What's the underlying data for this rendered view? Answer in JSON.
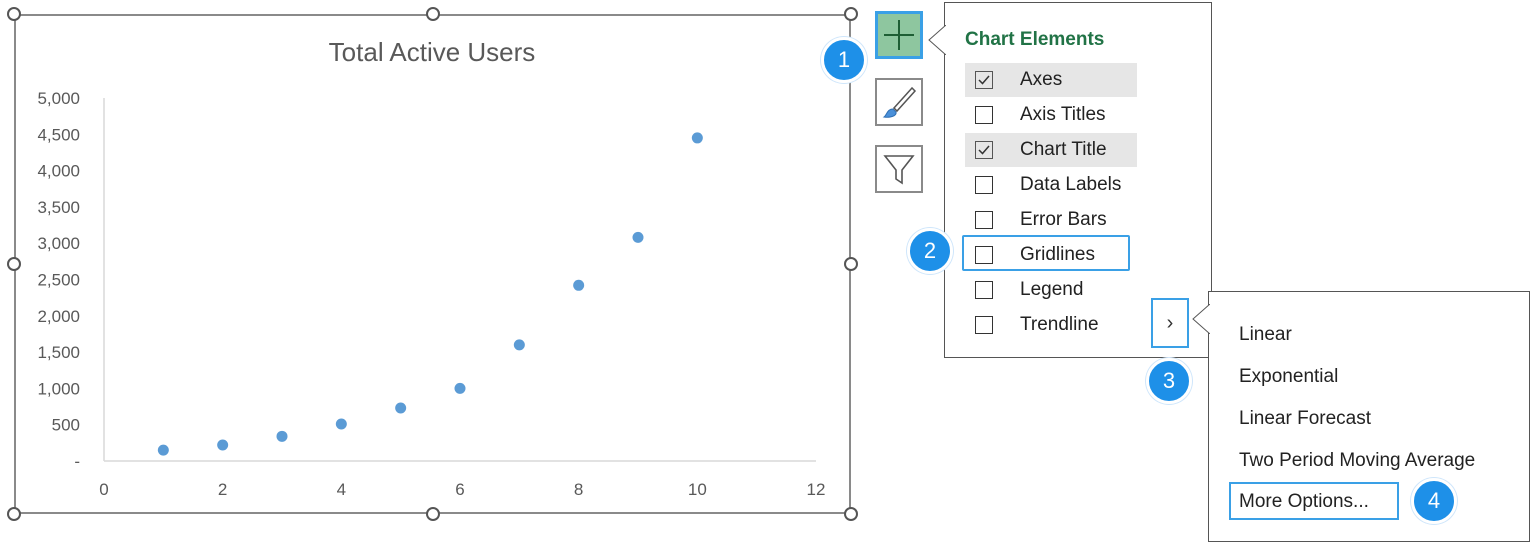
{
  "chart_data": {
    "type": "scatter",
    "title": "Total Active Users",
    "x": [
      1,
      2,
      3,
      4,
      5,
      6,
      7,
      8,
      9,
      10
    ],
    "y": [
      150,
      220,
      340,
      510,
      730,
      1000,
      1600,
      2420,
      3080,
      4450
    ],
    "xlim": [
      0,
      12
    ],
    "ylim": [
      0,
      5000
    ],
    "x_ticks": [
      "0",
      "2",
      "4",
      "6",
      "8",
      "10",
      "12"
    ],
    "y_ticks": [
      "-",
      "500",
      "1,000",
      "1,500",
      "2,000",
      "2,500",
      "3,000",
      "3,500",
      "4,000",
      "4,500",
      "5,000"
    ],
    "grid": false,
    "marker_color": "#5b9bd5"
  },
  "side_buttons": {
    "add": "plus-icon",
    "styles": "paintbrush-icon",
    "filters": "filter-icon"
  },
  "callouts": [
    "1",
    "2",
    "3",
    "4"
  ],
  "chart_elements": {
    "title": "Chart Elements",
    "items": [
      {
        "label": "Axes",
        "checked": true
      },
      {
        "label": "Axis Titles",
        "checked": false
      },
      {
        "label": "Chart Title",
        "checked": true
      },
      {
        "label": "Data Labels",
        "checked": false
      },
      {
        "label": "Error Bars",
        "checked": false
      },
      {
        "label": "Gridlines",
        "checked": false
      },
      {
        "label": "Legend",
        "checked": false
      },
      {
        "label": "Trendline",
        "checked": false
      }
    ],
    "expand_arrow": "›"
  },
  "trendline_menu": {
    "items": [
      "Linear",
      "Exponential",
      "Linear Forecast",
      "Two Period Moving Average",
      "More Options..."
    ]
  },
  "colors": {
    "accent": "#1e90e8",
    "title_green": "#217346",
    "plus_button_bg": "#8ec69f"
  }
}
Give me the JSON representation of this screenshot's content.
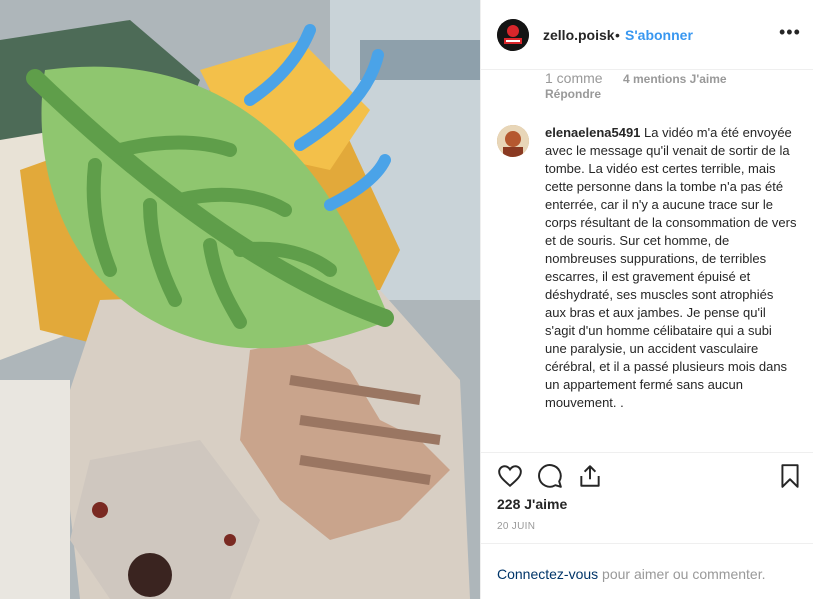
{
  "post": {
    "author": "zello.poisk",
    "separator": "•",
    "follow_label": "S'abonner",
    "more_icon": "more-options-icon",
    "more_glyph": "•••"
  },
  "previous_comment": {
    "reply_count": "1 comme",
    "likes": "4 mentions J'aime",
    "reply_label": "Répondre"
  },
  "comment": {
    "username": "elenaelena5491",
    "text": "La vidéo m'a été envoyée avec le message qu'il venait de sortir de la tombe. La vidéo est certes terrible, mais cette personne dans la tombe n'a pas été enterrée, car il n'y a aucune trace sur le corps résultant de la consommation de vers et de souris. Sur cet homme, de nombreuses suppurations, de terribles escarres, il est gravement épuisé et déshydraté, ses muscles sont atrophiés aux bras et aux jambes. Je pense qu'il s'agit d'un homme célibataire qui a subi une paralysie, un accident vasculaire cérébral, et il a passé plusieurs mois dans un appartement fermé sans aucun mouvement. ."
  },
  "actions": {
    "icons": [
      "heart-icon",
      "comment-icon",
      "share-icon",
      "bookmark-icon"
    ]
  },
  "likes_label": "228 J'aime",
  "date_label": "20 JUIN",
  "login": {
    "link_text": "Connectez-vous",
    "rest_text": " pour aimer ou commenter."
  },
  "colors": {
    "link_blue": "#3897f0",
    "secondary_text": "#999999",
    "leaf_green": "#8fc66f",
    "wind_blue": "#4aa3e8"
  },
  "media_overlay": {
    "emoji": "leaf-fluttering-in-wind-emoji"
  }
}
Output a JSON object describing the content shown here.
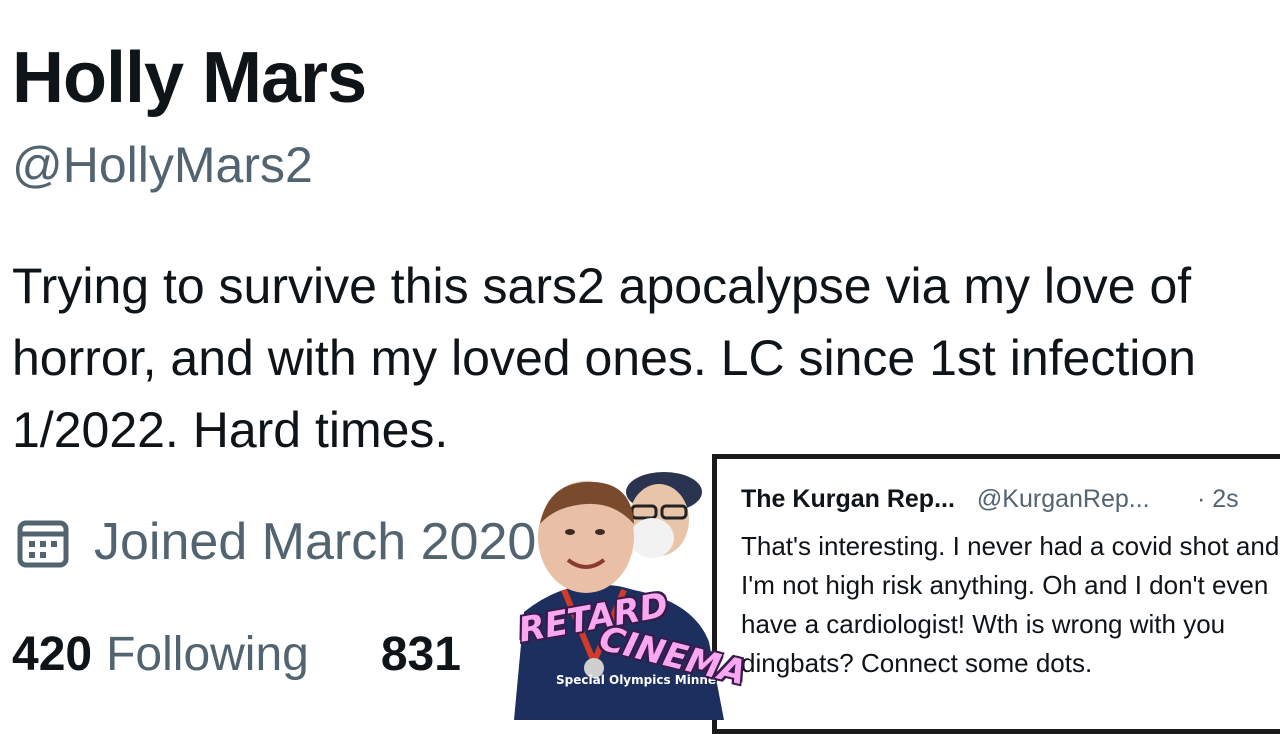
{
  "profile": {
    "name": "Holly Mars",
    "handle": "@HollyMars2",
    "bio": "Trying to survive this sars2 apocalypse via my love of horror, and with my loved ones. LC since 1st infection 1/2022. Hard times.",
    "joined": "Joined March 2020",
    "joined_icon": "calendar-icon",
    "stats": {
      "following_count": "420",
      "following_label": "Following",
      "followers_count": "831"
    }
  },
  "reply_tweet": {
    "author": "The Kurgan Rep...",
    "username": "@KurganRep...",
    "time": "· 2s",
    "text": "That's interesting.  I never had a covid shot and I'm not high risk anything.  Oh and I don't even have a cardiologist!  Wth is wrong with you dingbats? Connect some dots."
  },
  "overlay": {
    "logo_line1": "RETARD",
    "logo_line2": "CINEMA",
    "shirt_text": "Special Olympics Minnesota",
    "logo_color": "#f7a8f0"
  },
  "colors": {
    "text_primary": "#0f1419",
    "text_secondary": "#536471"
  }
}
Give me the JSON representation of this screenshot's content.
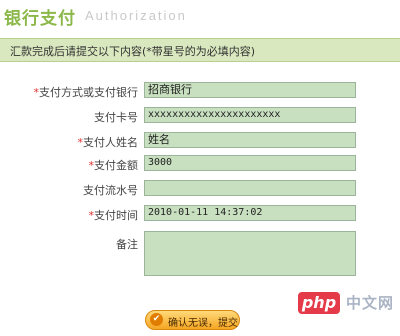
{
  "header": {
    "title": "银行支付",
    "subtitle": "Authorization"
  },
  "notice": "汇款完成后请提交以下内容(*带星号的为必填内容)",
  "form": {
    "fields": [
      {
        "label": "支付方式或支付银行",
        "required": true,
        "value": "招商银行"
      },
      {
        "label": "支付卡号",
        "required": false,
        "value": "xxxxxxxxxxxxxxxxxxxxxx"
      },
      {
        "label": "支付人姓名",
        "required": true,
        "value": "姓名"
      },
      {
        "label": "支付金额",
        "required": true,
        "value": "3000"
      },
      {
        "label": "支付流水号",
        "required": false,
        "value": ""
      },
      {
        "label": "支付时间",
        "required": true,
        "value": "2010-01-11 14:37:02"
      }
    ],
    "remark_label": "备注",
    "required_mark": "*"
  },
  "submit_label": "确认无误，提交",
  "submit_icon": "✔",
  "watermark": {
    "pill": "php",
    "text": "中文网"
  },
  "colors": {
    "title": "#8cb84a",
    "notice_bg": "#d9e8bf",
    "field_bg": "#c8e0c0",
    "required": "#e03030",
    "submit": "#f5a623"
  }
}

------------------------

Task requirements | Only the number is wanted: how many lines in the entries above contain the string "JSON"?

Reply to the task | 4